*Excerpt provided*
Few empirical studies have examined China’s IP litigation outcomes, in part because the relevant data became available only after 2014. The longstanding notion among U.S. commentators is that the Chinese system systemically discriminates against foreign patent plaintiffs and that this phenomenon is more pronounced outside of large coastal cities. Gaétan Rassenfosse et al. supports this thesis in a paper that looks at how foreign IP litigants are treated by the China National Intellectual Property Administration (CNIPA) in the context of patent applications declared as standard essential to 3G and 4G LTE technology. Based on this subset of cases, the study finds that foreign applicants’ patents are granted between 8.8-9.3% less often than Chinese applicants’ patents and that it takes between 8.5 to 12.6 months longer for foreign applicants to obtain patents than for their Chinese counterparts. Some other scholars, however, have recently challenged the discrimination hypothesis advanced by Rassenfosse.

Regardless of their reasons for discontent, one thing is clear: U.S. firms are making less in China – a trend many industry leaders expect to continue. More than a fifth of respondents indicated that they experienced yearly revenue drops in 2019, up from only 12% in 2017. This drop was even more striking within the R&I group – in which 30% experienced sales declines, and an additional 36% remained flat. Companies in this sector were also the least optimistic about 2020, with close to 40% of firms surveyed not expecting their market to grow this year. Profitability across industries has also plunged to historic lows, with 38% of companies indicating they recorded losses or broke even.

*Entries provided*
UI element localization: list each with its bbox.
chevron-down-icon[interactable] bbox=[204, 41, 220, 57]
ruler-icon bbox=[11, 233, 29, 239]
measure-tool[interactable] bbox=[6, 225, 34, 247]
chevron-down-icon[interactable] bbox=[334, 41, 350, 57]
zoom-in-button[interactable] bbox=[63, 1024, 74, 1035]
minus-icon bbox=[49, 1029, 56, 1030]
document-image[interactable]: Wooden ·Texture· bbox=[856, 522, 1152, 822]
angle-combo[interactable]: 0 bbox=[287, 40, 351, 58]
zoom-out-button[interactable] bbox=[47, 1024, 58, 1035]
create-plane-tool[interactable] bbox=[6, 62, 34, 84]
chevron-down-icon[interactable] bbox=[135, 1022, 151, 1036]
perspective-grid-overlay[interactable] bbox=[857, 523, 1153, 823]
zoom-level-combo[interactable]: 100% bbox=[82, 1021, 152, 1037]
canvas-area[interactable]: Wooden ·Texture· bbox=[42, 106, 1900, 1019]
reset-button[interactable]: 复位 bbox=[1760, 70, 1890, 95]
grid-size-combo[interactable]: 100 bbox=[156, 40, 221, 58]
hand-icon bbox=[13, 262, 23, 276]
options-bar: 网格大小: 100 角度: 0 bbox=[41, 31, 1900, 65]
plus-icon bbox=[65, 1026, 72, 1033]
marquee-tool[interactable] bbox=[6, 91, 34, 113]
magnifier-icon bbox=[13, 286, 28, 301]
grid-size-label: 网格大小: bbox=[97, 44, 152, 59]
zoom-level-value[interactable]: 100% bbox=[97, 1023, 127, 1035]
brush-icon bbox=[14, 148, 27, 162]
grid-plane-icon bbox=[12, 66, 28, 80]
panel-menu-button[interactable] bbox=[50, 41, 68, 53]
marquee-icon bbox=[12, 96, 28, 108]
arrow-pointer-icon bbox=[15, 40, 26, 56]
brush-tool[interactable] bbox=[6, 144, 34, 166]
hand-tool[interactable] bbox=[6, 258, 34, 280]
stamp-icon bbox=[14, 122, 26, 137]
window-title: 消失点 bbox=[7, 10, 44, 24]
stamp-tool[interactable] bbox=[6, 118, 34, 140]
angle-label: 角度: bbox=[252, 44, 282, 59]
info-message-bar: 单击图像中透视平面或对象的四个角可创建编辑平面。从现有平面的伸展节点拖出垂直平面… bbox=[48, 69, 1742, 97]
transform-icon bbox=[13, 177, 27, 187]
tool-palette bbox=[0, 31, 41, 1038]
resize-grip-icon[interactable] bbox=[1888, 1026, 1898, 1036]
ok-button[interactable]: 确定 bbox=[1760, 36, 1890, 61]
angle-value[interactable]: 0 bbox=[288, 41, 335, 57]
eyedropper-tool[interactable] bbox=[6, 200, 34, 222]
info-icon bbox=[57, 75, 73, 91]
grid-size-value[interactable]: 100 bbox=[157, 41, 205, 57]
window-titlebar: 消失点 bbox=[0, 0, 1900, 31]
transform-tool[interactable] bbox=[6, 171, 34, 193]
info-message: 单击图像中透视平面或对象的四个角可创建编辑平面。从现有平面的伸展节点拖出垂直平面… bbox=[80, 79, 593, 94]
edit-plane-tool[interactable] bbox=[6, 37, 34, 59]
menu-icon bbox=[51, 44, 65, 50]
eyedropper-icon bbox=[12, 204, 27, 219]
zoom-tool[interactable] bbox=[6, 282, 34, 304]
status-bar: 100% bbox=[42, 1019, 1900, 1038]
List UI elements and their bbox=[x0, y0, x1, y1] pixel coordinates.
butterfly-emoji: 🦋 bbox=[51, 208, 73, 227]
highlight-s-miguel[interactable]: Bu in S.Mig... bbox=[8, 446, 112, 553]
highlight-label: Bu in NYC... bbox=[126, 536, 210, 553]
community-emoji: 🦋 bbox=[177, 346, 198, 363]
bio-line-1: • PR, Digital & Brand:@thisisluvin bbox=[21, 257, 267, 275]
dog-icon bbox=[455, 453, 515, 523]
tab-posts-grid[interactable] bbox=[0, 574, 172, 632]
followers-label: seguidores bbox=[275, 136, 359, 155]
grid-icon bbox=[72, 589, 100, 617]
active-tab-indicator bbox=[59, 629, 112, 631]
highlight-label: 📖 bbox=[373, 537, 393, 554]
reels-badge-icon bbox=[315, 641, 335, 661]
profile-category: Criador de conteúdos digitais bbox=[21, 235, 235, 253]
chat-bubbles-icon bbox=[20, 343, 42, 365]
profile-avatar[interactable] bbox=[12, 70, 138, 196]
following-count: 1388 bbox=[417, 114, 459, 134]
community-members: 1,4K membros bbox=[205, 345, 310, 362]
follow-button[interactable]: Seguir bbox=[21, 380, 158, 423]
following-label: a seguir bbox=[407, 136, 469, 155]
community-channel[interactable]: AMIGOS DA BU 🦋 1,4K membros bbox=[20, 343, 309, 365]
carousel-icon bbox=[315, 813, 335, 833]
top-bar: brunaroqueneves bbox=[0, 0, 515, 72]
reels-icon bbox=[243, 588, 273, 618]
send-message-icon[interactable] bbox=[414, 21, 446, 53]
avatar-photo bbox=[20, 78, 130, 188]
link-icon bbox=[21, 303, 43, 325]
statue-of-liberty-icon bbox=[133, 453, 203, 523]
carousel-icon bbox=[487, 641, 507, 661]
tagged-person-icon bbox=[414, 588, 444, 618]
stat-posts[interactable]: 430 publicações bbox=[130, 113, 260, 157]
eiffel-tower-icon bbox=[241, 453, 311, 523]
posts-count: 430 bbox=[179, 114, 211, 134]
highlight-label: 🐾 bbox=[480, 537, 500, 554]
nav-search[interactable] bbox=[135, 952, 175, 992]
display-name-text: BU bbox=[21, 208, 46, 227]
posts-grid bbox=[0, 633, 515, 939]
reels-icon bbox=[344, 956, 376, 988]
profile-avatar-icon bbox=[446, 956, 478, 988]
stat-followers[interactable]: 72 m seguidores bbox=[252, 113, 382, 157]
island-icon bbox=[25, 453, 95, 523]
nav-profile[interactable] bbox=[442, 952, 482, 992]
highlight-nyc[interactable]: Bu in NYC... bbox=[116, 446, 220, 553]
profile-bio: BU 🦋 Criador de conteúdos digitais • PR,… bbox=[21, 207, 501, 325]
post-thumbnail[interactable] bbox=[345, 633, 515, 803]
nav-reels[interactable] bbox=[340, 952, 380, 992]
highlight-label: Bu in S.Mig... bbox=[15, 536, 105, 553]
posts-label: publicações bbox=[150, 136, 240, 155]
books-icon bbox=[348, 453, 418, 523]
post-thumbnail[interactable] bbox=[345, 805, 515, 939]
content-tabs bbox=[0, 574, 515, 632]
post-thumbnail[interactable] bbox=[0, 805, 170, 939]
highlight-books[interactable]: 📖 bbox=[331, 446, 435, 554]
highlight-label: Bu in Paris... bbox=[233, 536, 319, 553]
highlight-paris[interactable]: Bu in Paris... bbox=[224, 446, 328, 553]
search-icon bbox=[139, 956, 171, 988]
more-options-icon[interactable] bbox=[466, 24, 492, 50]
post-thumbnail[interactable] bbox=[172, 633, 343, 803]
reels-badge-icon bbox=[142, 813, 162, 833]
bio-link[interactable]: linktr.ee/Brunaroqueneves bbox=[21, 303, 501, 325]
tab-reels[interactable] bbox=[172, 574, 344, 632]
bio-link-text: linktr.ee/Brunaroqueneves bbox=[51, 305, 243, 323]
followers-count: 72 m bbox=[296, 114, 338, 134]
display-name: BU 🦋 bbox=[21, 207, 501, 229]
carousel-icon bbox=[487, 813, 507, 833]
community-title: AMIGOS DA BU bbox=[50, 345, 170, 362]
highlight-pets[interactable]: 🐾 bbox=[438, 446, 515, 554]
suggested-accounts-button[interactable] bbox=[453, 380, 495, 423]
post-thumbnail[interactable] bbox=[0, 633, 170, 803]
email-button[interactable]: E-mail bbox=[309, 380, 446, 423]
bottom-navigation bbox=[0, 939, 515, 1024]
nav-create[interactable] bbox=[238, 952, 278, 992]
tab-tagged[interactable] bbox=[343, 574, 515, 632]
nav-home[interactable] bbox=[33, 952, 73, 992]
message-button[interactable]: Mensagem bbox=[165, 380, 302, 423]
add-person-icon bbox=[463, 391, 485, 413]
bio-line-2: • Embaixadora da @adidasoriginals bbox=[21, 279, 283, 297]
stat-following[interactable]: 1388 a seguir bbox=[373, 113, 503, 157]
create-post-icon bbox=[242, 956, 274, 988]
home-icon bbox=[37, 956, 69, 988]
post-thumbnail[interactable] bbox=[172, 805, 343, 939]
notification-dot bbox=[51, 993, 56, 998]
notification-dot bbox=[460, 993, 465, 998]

*Complete the following*
[A] Reproduce the excerpt on China's IP system and U.S. firms word for word, between "Regardless of their" and "or broke even.", inclusive.
[B] Using the excerpt on China's IP system and U.S. firms, decide whether each statement agrees with it. For each, answer yes or no and quote the words from the excerpt that settle it. (i) The Rassenfosse study found that foreign applicants' patents are granted 8.8 to 9.3% less often than Chinese applicants' patents. (ii) Data relevant to China's IP litigation outcomes became available only after 2010. (iii) The share of respondents reporting yearly revenue drops rose to more than a fifth in 2019 from 15% in 2017.
[C] Continue the excerpt on China's IP system and U.S. firms, starting after its final sentence.
The material has no connection to the excerpt on China's IP system and U.S. firms.

*Results for the exercise*
[A]
Regardless of their reasons for discontent, one thing is clear: U.S. firms are making less in China – a trend many industry leaders expect to continue. More than a fifth of respondents indicated that they experienced yearly revenue drops in 2019, up from only 12% in 2017. This drop was even more striking within the R&I group – in which 30% experienced sales declines, and an additional 36% remained flat. Companies in this sector were also the least optimistic about 2020, with close to 40% of firms surveyed not expecting their market to grow this year. Profitability across industries has also plunged to historic lows, with 38% of companies indicating they recorded losses or broke even.

[B]
(i) Yes: "foreign applicants’ patents are granted between 8.8-9.3% less often than Chinese applicants’ patents"
(ii) No: "the relevant data became available only after 2014"
(iii) No: "More than a fifth of respondents indicated that they experienced yearly revenue drops in 2019, up from only 12% in 2017"

[C]
U.S. Investment in China has Steadily Declined

Foreign direct investment (“FDI”) and bilateral trade data also support this reshoring narrative. According to research provider Rhodium Group, U.S. foreign direct investment in China rose to $14 billion in 2019, up from $13 billion in 2018. This number, however, does not tell the whole story. The uptick in investment was mostly driven by projects that had been in the works since at least 2018, including Tesla’s Gigafactory in Shanghai. In contrast, the value of newly commenced (greenfield) projects declined from $2.4 billion in 2018 to $1.4 billion in 2019,  supported by an expansion of GM’s Chinese joint venture. U.S. FDI in China has been falling since approximately 2012 in many industries. For instance, between 2005 and 2011, U.S. firms channeled roughly $1.27 billion per year into machinery. In contrast, they only invested $104 million per year on average in that sector between 2018 and 2019. Likewise, investment in basic materials was $1.84 billion per year on average between 2005 and 2011, but only $321 million between 2018 and 2019.

As U.S. companies have moderated their investments in China, the U.S. has also reduced its imports form the Asian nation, partly as a response to new U.S. tariffs on Chinese goods. Imports of manufactured goods from low-cost Asian countries (“LCA”) into the U. S. dropped for the first time since 2016 in 2019– recording a decline of 7.2% to $757 billion. Last year also marks the first-time imports from LCAs fell as a percentage of domestic manufacturing output since 2011. This contraction has mainly concentrated in China, where exports to the U.S. slid 17% between 2018 and 2019 to $90 billion. This trend has continued into the first few months of 2020. Imports of goods from China fell 29% year-on-year in the first quarter of this year, according to the BEA. Imports of consumer goods from that country shrank by close to 30%, while those of vehicles and automotive components, industrial supplies, and other capital goods diminished between 20% and 30%. This decline has been partially offset by a $31 billion expansion in imports from other LCAs. In particular, 46% of this amount was absorbed by Vietnam, which is also a popular choice for Chinese businesses looking to cut costs. After this shift, China accounted for 56% of U.S. manufacturing imports from LCA’s, down from 67% in 2013.